* GIVEN TASK 1: Return the part of the utf8 form processing thread starting at "[cgiapp] Re: utf8" and ending at "form entry fields.", copied word for word.

----- SELECTED EXCERPT

[cgiapp] Re: utf8 form processing

Mon Oct 20 10:24:57 EDT 2008

Mark Stosberg wrote:
> On Wed, 15 Oct 2008 17:11:34 +0200
> Rhesa Rozendaal <perl at rhesa.com> wrote:
> 
>> Mike Tonks wrote:
>>> Hi All,
>>>
>>> I recently encountered the dreaded utf8 funny characters, again.  This
>>> time on the input data coming from form entry fields.
>>>
>> Here's what I use:

[...]
 >>          my $might_decode = sub {
 >>              my $p = shift;
 >>              return ( !$p || ( ref $p && fileno($p) ) )
 >>                  ? $p
 >>                  : eval { decode_utf8($p) } || $p;
 >>          };
> 
> That looks useful, Rhesa.
> 
> Is there a variation of it that makes sense to submit as patch for CGI.pm?

I hadn't considered that. The more recent "-utf8" looks like it does the same 
thing:

# in CGI->param
   my @result = @{$self->{param}{$name}};

   if ($PARAM_UTF8) {
     eval "require Encode; 1;" unless Encode->can('decode'); # bring in these 
functions
     @result = map {ref $_ ? $_ : Encode::decode(utf8=>$_) } @result;
   }

The only differences I can see is that
* I don't try to decode false values
* I do try to decode values that are references, but not filenos
* I wrap the decode in an eval

I have a hard time imagining the first two would break Mike's code, but he 
said it didn't work for him. Would it have been the lack of eval?

rhesa

----------

* GIVEN TASK 2: Retype the lines of the records starting at the line that contains "325, 809, 328]" and ending at the line that contains "288, 834, 290]", both lines included, and give only those lines.

----- RECORDS FOR THE EXERCISE

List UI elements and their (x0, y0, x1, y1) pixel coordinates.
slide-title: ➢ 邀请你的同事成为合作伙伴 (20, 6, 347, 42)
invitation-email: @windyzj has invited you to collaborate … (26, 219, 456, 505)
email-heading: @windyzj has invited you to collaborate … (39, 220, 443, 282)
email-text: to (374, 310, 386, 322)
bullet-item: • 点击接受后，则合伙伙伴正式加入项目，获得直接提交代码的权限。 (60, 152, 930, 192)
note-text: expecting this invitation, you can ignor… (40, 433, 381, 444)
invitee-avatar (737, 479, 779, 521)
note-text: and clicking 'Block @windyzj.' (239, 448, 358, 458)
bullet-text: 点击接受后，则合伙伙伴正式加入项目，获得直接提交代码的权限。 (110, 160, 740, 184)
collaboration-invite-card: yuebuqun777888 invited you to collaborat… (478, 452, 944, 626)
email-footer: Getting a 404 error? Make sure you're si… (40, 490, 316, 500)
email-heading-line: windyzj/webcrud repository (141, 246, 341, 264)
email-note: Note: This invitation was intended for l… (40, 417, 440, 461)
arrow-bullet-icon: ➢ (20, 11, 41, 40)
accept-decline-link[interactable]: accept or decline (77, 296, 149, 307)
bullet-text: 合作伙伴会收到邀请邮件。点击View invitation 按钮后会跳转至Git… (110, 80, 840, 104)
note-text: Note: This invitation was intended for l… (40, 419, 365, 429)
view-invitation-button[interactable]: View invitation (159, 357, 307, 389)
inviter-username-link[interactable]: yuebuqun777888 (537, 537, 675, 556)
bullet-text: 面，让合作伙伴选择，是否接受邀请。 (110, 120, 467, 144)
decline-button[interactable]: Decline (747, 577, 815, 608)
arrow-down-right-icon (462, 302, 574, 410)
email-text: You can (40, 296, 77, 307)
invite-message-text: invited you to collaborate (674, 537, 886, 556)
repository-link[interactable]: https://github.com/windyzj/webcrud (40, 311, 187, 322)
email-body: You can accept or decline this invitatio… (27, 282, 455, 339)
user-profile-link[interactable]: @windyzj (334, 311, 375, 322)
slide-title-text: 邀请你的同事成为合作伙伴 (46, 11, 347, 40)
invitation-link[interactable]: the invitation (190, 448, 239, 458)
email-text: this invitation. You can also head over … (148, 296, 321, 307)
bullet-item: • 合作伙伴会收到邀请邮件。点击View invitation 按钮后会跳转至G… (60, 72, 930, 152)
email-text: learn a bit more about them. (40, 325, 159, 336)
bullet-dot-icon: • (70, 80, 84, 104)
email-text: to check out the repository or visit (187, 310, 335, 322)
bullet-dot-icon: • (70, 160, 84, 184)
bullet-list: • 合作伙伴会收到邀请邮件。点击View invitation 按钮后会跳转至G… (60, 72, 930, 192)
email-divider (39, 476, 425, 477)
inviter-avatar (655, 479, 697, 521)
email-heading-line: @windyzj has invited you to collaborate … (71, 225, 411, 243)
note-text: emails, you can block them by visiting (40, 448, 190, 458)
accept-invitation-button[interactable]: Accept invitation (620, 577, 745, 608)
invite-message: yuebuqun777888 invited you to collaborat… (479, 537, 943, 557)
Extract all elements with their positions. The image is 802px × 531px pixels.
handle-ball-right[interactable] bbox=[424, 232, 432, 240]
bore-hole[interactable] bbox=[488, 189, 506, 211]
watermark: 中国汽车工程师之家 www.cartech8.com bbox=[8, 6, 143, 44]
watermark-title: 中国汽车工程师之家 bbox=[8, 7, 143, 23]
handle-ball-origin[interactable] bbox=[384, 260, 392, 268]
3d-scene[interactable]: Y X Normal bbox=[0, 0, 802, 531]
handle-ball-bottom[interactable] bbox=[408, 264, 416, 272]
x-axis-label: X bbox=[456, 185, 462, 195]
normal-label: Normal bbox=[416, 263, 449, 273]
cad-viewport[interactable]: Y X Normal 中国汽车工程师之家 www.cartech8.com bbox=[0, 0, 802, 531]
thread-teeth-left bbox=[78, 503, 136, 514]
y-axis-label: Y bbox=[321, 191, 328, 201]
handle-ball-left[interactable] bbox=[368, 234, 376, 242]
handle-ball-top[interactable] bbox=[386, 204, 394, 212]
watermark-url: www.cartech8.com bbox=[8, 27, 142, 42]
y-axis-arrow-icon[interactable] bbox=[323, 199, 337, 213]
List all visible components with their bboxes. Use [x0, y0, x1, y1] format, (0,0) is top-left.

----------
----- RECORDS FOR THE EXERCISE

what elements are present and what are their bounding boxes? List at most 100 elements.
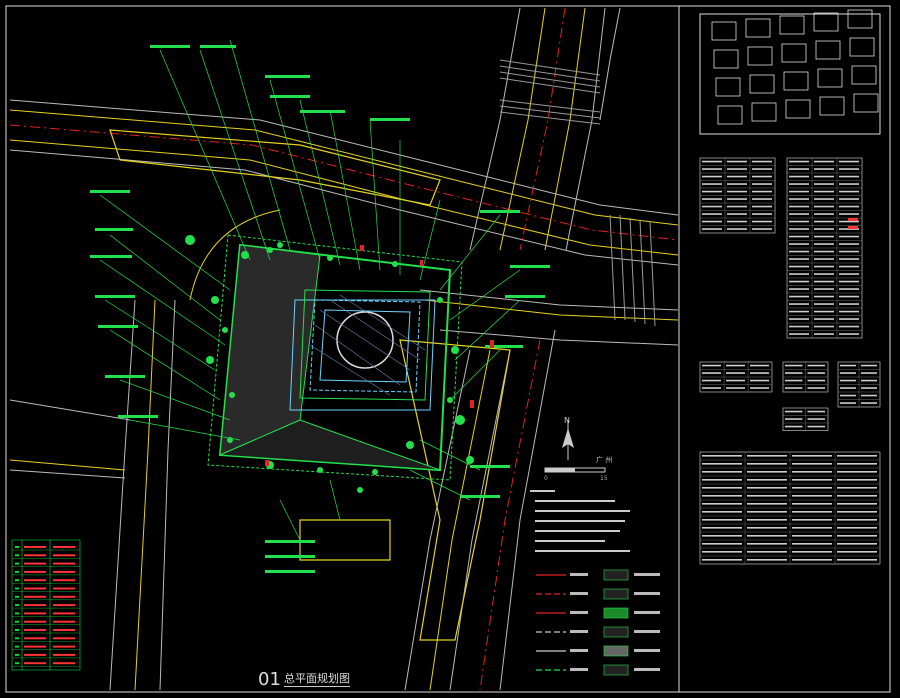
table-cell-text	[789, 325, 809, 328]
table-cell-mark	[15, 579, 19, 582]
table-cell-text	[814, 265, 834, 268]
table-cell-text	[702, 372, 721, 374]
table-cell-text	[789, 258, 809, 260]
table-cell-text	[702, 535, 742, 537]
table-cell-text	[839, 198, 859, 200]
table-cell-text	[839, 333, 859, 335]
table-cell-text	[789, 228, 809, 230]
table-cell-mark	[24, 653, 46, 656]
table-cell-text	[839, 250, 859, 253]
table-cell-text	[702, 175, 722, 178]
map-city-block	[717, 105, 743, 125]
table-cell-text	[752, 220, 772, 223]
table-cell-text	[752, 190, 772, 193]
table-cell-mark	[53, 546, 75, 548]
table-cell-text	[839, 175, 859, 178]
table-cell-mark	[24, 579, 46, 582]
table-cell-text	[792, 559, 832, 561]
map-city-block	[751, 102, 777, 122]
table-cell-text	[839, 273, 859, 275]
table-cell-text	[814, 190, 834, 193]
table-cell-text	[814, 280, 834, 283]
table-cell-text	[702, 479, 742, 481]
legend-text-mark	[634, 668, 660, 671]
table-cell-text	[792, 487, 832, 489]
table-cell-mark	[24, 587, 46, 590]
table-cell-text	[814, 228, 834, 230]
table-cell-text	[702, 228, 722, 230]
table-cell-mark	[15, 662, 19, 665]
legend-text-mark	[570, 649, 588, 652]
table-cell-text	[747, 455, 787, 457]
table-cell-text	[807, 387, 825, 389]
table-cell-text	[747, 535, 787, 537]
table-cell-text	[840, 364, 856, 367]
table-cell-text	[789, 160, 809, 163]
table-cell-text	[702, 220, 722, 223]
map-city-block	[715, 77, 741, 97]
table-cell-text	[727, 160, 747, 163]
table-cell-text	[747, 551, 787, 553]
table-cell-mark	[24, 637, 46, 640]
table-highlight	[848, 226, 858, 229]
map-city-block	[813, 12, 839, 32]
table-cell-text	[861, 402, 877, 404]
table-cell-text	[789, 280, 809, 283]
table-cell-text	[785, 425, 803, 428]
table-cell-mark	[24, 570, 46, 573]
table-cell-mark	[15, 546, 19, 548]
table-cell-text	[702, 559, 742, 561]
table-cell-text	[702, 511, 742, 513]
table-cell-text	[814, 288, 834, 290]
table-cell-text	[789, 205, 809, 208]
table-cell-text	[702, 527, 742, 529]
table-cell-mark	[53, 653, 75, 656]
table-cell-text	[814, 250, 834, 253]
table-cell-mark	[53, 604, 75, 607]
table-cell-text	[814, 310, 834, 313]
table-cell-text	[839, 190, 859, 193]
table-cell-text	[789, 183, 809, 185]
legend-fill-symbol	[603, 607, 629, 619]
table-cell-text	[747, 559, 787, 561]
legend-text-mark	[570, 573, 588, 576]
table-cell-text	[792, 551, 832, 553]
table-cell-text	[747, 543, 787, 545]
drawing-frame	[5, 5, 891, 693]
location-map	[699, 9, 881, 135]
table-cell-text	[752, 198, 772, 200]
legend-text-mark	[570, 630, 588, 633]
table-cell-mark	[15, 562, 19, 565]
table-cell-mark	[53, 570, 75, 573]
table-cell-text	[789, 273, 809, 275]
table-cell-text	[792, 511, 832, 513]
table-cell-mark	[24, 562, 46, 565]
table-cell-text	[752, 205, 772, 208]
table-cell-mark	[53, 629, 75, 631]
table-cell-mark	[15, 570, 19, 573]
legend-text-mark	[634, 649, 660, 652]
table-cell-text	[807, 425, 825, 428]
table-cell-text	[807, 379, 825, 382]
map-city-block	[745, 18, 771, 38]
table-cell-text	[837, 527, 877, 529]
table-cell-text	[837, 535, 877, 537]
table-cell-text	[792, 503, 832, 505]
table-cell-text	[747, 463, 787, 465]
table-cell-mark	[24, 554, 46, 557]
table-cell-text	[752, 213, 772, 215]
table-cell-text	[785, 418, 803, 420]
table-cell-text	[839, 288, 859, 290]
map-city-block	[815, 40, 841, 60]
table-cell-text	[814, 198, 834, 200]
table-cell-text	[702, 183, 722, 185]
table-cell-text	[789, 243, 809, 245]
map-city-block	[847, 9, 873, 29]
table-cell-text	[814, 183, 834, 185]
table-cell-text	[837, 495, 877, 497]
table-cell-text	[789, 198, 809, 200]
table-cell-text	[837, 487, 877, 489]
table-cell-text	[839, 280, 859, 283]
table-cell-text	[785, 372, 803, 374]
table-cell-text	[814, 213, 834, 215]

----------
----- RECORDS FOR THE EXERCISE

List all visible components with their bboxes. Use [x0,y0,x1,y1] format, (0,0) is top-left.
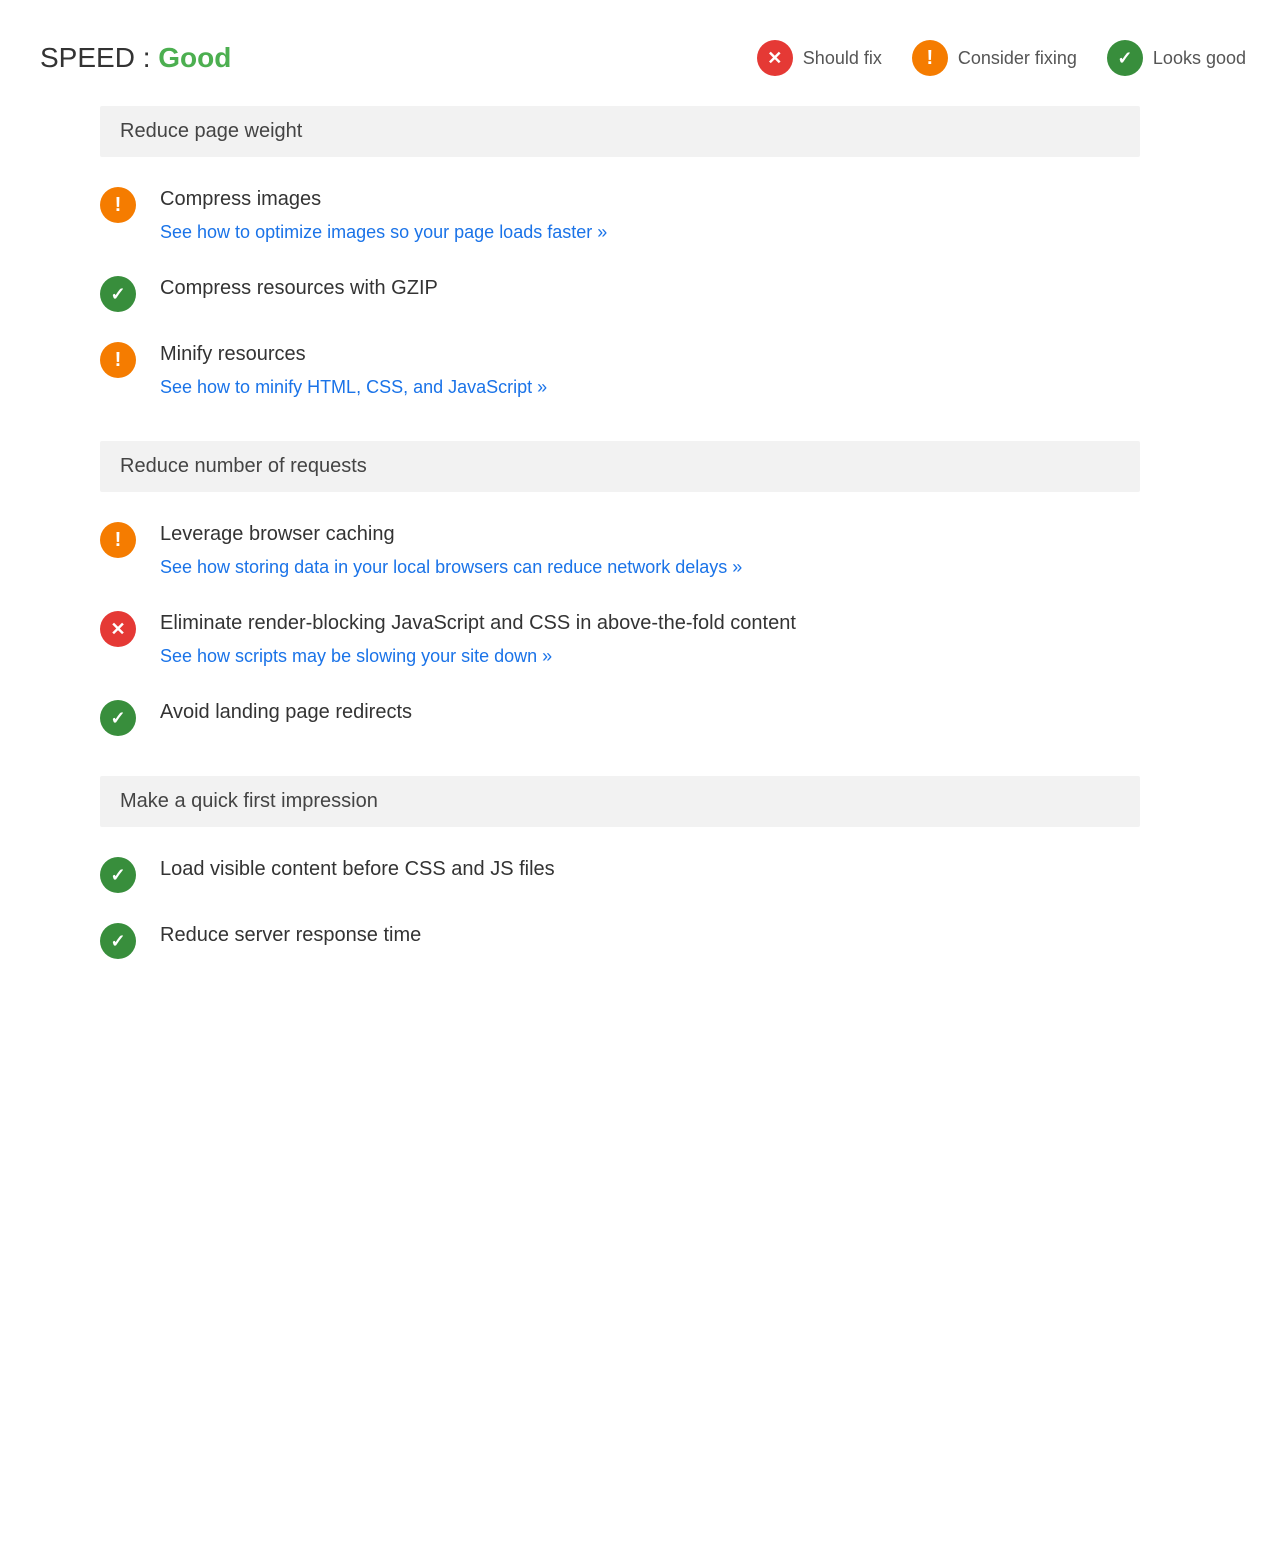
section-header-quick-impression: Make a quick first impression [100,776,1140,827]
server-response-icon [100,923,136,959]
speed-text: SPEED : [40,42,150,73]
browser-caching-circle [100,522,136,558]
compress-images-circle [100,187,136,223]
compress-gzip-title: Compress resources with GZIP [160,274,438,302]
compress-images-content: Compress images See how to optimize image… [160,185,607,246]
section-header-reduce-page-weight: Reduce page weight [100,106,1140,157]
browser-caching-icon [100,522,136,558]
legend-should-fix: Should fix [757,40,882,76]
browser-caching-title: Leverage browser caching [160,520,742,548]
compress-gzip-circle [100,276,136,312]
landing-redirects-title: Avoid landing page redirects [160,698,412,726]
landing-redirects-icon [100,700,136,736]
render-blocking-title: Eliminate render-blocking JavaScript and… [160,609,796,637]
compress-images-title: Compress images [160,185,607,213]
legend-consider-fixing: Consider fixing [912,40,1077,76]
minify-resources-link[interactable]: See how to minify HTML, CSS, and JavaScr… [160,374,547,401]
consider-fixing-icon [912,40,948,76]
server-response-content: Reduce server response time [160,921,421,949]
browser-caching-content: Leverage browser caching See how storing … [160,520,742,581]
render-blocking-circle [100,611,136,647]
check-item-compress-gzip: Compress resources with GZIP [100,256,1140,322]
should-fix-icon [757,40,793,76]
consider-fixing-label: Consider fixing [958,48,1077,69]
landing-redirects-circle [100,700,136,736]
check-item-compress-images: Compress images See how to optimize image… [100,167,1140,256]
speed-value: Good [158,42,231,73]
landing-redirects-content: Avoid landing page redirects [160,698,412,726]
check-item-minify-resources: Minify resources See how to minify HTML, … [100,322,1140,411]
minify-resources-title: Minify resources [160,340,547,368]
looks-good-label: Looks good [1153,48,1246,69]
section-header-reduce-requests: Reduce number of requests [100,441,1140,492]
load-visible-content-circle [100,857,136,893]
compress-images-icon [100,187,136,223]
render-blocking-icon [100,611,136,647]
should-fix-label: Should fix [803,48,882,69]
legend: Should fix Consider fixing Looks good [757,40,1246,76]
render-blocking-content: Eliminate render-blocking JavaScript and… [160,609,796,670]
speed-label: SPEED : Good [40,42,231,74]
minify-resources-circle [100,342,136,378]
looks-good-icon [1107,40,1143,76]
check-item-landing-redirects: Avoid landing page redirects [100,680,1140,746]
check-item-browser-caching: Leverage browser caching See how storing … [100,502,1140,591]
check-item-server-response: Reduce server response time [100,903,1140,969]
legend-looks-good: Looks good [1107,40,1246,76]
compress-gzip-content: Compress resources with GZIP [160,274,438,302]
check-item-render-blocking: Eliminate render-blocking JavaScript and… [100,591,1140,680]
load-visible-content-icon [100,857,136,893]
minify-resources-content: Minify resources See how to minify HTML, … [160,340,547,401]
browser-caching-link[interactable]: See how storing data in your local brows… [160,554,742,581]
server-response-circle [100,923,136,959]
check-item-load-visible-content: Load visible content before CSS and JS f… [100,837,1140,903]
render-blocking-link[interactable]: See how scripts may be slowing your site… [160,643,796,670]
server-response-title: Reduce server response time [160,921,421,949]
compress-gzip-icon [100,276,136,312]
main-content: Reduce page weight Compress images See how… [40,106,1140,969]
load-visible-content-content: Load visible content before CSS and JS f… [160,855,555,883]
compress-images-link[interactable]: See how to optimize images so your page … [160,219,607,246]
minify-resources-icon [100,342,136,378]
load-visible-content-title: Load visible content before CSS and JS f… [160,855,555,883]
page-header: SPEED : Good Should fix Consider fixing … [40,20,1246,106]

----------

* TASK RESPONSE 1:
[cgiapp] Re: utf8 form processing

Mon Oct 20 10:24:57 EDT 2008

Mark Stosberg wrote:
> On Wed, 15 Oct 2008 17:11:34 +0200
> Rhesa Rozendaal <perl at rhesa.com> wrote:
> 
>> Mike Tonks wrote:
>>> Hi All,
>>>
>>> I recently encountered the dreaded utf8 funny characters, again.  This
>>> time on the input data coming from form entry fields.

* TASK RESPONSE 2:
table-cell-text	[789, 325, 809, 328]
table-cell-mark	[15, 579, 19, 582]
table-cell-text	[814, 265, 834, 268]
table-cell-text	[702, 372, 721, 374]
table-cell-text	[789, 258, 809, 260]
table-cell-text	[702, 535, 742, 537]
table-cell-text	[839, 198, 859, 200]
table-cell-text	[839, 333, 859, 335]
table-cell-text	[789, 228, 809, 230]
table-cell-mark	[24, 653, 46, 656]
table-cell-text	[839, 250, 859, 253]
table-cell-text	[702, 175, 722, 178]
map-city-block	[717, 105, 743, 125]
table-cell-text	[752, 220, 772, 223]
table-cell-text	[752, 190, 772, 193]
table-cell-mark	[53, 546, 75, 548]
table-cell-text	[839, 175, 859, 178]
table-cell-mark	[24, 579, 46, 582]
table-cell-text	[792, 559, 832, 561]
map-city-block	[751, 102, 777, 122]
table-cell-text	[839, 273, 859, 275]
table-cell-text	[814, 190, 834, 193]
table-cell-text	[814, 280, 834, 283]
table-cell-text	[702, 479, 742, 481]
legend-text-mark	[634, 668, 660, 671]
table-cell-text	[792, 487, 832, 489]
table-cell-mark	[24, 587, 46, 590]
table-cell-text	[814, 228, 834, 230]
table-cell-text	[702, 228, 722, 230]
table-cell-mark	[15, 662, 19, 665]
legend-text-mark	[570, 649, 588, 652]
table-cell-text	[747, 455, 787, 457]
table-cell-text	[807, 387, 825, 389]
table-cell-text	[747, 535, 787, 537]
table-cell-text	[840, 364, 856, 367]
table-cell-text	[789, 160, 809, 163]
table-cell-text	[702, 220, 722, 223]
map-city-block	[715, 77, 741, 97]
table-cell-text	[727, 160, 747, 163]
table-cell-text	[747, 551, 787, 553]
table-cell-mark	[24, 637, 46, 640]
table-highlight	[848, 226, 858, 229]
map-city-block	[813, 12, 839, 32]
table-cell-text	[861, 402, 877, 404]
table-cell-text	[789, 280, 809, 283]
table-cell-text	[785, 425, 803, 428]
table-cell-mark	[24, 570, 46, 573]
table-cell-mark	[15, 546, 19, 548]
table-cell-text	[702, 559, 742, 561]
table-cell-text	[702, 511, 742, 513]
table-cell-text	[814, 288, 834, 290]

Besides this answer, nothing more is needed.